= Exercise objective =
Your task is to output all the records below, word for word.

--- Begin The data ---

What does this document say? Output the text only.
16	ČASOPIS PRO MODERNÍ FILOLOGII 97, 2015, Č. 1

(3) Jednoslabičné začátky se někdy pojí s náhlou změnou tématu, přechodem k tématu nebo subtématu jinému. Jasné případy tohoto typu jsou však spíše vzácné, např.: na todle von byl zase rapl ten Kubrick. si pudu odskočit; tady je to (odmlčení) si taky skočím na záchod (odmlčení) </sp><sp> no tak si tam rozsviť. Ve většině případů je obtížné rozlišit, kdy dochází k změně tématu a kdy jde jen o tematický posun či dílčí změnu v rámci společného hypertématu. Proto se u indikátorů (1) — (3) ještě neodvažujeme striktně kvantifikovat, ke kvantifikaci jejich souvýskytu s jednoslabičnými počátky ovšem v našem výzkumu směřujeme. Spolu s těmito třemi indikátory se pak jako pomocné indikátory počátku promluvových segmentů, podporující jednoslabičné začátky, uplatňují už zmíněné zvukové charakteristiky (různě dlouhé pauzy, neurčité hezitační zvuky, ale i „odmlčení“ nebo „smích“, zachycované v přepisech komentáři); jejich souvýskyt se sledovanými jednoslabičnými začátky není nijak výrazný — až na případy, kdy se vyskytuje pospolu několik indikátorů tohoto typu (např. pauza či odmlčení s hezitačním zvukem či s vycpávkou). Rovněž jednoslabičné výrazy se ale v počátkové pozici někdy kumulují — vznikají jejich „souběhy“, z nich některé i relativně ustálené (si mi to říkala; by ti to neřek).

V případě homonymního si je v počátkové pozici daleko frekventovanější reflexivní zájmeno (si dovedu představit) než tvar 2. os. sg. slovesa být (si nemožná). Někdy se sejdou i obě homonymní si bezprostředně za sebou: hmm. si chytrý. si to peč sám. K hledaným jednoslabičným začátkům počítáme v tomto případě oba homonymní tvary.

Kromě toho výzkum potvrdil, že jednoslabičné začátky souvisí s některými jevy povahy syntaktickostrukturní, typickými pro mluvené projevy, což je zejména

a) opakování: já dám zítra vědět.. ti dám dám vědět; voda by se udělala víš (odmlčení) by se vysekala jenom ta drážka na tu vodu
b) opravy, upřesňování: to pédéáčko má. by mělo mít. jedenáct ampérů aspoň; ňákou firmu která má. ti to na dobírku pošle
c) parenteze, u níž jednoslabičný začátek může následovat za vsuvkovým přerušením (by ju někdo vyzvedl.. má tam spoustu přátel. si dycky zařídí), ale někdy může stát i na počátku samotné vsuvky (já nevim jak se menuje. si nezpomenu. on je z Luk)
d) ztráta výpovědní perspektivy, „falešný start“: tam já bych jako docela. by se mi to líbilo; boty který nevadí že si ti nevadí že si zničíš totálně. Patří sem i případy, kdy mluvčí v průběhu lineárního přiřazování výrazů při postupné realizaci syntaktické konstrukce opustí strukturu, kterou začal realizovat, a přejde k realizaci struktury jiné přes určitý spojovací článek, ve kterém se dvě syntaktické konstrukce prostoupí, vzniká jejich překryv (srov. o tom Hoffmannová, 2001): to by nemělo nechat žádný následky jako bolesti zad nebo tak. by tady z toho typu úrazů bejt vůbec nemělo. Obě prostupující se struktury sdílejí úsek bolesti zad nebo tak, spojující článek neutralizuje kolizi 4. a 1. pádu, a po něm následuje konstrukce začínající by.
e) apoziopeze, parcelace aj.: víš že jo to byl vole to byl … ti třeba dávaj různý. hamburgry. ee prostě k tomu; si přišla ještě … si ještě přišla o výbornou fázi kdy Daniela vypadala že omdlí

--- End The data ---

= Solution =
What does this document say? Output the text only.
16	ČASOPIS PRO MODERNÍ FILOLOGII 97, 2015, Č. 1

(3) Jednoslabičné začátky se někdy pojí s náhlou změnou tématu, přechodem k tématu nebo subtématu jinému. Jasné případy tohoto typu jsou však spíše vzácné, např.: na todle von byl zase rapl ten Kubrick. si pudu odskočit; tady je to (odmlčení) si taky skočím na záchod (odmlčení) </sp><sp> no tak si tam rozsviť. Ve většině případů je obtížné rozlišit, kdy dochází k změně tématu a kdy jde jen o tematický posun či dílčí změnu v rámci společného hypertématu. Proto se u indikátorů (1) — (3) ještě neodvažujeme striktně kvantifikovat, ke kvantifikaci jejich souvýskytu s jednoslabičnými počátky ovšem v našem výzkumu směřujeme. Spolu s těmito třemi indikátory se pak jako pomocné indikátory počátku promluvových segmentů, podporující jednoslabičné začátky, uplatňují už zmíněné zvukové charakteristiky (různě dlouhé pauzy, neurčité hezitační zvuky, ale i „odmlčení“ nebo „smích“, zachycované v přepisech komentáři); jejich souvýskyt se sledovanými jednoslabičnými začátky není nijak výrazný — až na případy, kdy se vyskytuje pospolu několik indikátorů tohoto typu (např. pauza či odmlčení s hezitačním zvukem či s vycpávkou). Rovněž jednoslabičné výrazy se ale v počátkové pozici někdy kumulují — vznikají jejich „souběhy“, z nich některé i relativně ustálené (si mi to říkala; by ti to neřek).

V případě homonymního si je v počátkové pozici daleko frekventovanější reflexivní zájmeno (si dovedu představit) než tvar 2. os. sg. slovesa být (si nemožná). Někdy se sejdou i obě homonymní si bezprostředně za sebou: hmm. si chytrý. si to peč sám. K hledaným jednoslabičným začátkům počítáme v tomto případě oba homonymní tvary.

Kromě toho výzkum potvrdil, že jednoslabičné začátky souvisí s některými jevy povahy syntaktickostrukturní, typickými pro mluvené projevy, což je zejména

a) opakování: já dám zítra vědět.. ti dám dám vědět; voda by se udělala víš (odmlčení) by se vysekala jenom ta drážka na tu vodu
b) opravy, upřesňování: to pédéáčko má. by mělo mít. jedenáct ampérů aspoň; ňákou firmu která má. ti to na dobírku pošle
c) parenteze, u níž jednoslabičný začátek může následovat za vsuvkovým přerušením (by ju někdo vyzvedl.. má tam spoustu přátel. si dycky zařídí), ale někdy může stát i na počátku samotné vsuvky (já nevim jak se menuje. si nezpomenu. on je z Luk)
d) ztráta výpovědní perspektivy, „falešný start“: tam já bych jako docela. by se mi to líbilo; boty který nevadí že si ti nevadí že si zničíš totálně. Patří sem i případy, kdy mluvčí v průběhu lineárního přiřazování výrazů při postupné realizaci syntaktické konstrukce opustí strukturu, kterou začal realizovat, a přejde k realizaci struktury jiné přes určitý spojovací článek, ve kterém se dvě syntaktické konstrukce prostoupí, vzniká jejich překryv (srov. o tom Hoffmannová, 2001): to by nemělo nechat žádný následky jako bolesti zad nebo tak. by tady z toho typu úrazů bejt vůbec nemělo. Obě prostupující se struktury sdílejí úsek bolesti zad nebo tak, spojující článek neutralizuje kolizi 4. a 1. pádu, a po něm následuje konstrukce začínající by.
e) apoziopeze, parcelace aj.: víš že jo to byl vole to byl … ti třeba dávaj různý. hamburgry. ee prostě k tomu; si přišla ještě … si ještě přišla o výbornou fázi kdy Daniela vypadala že omdlí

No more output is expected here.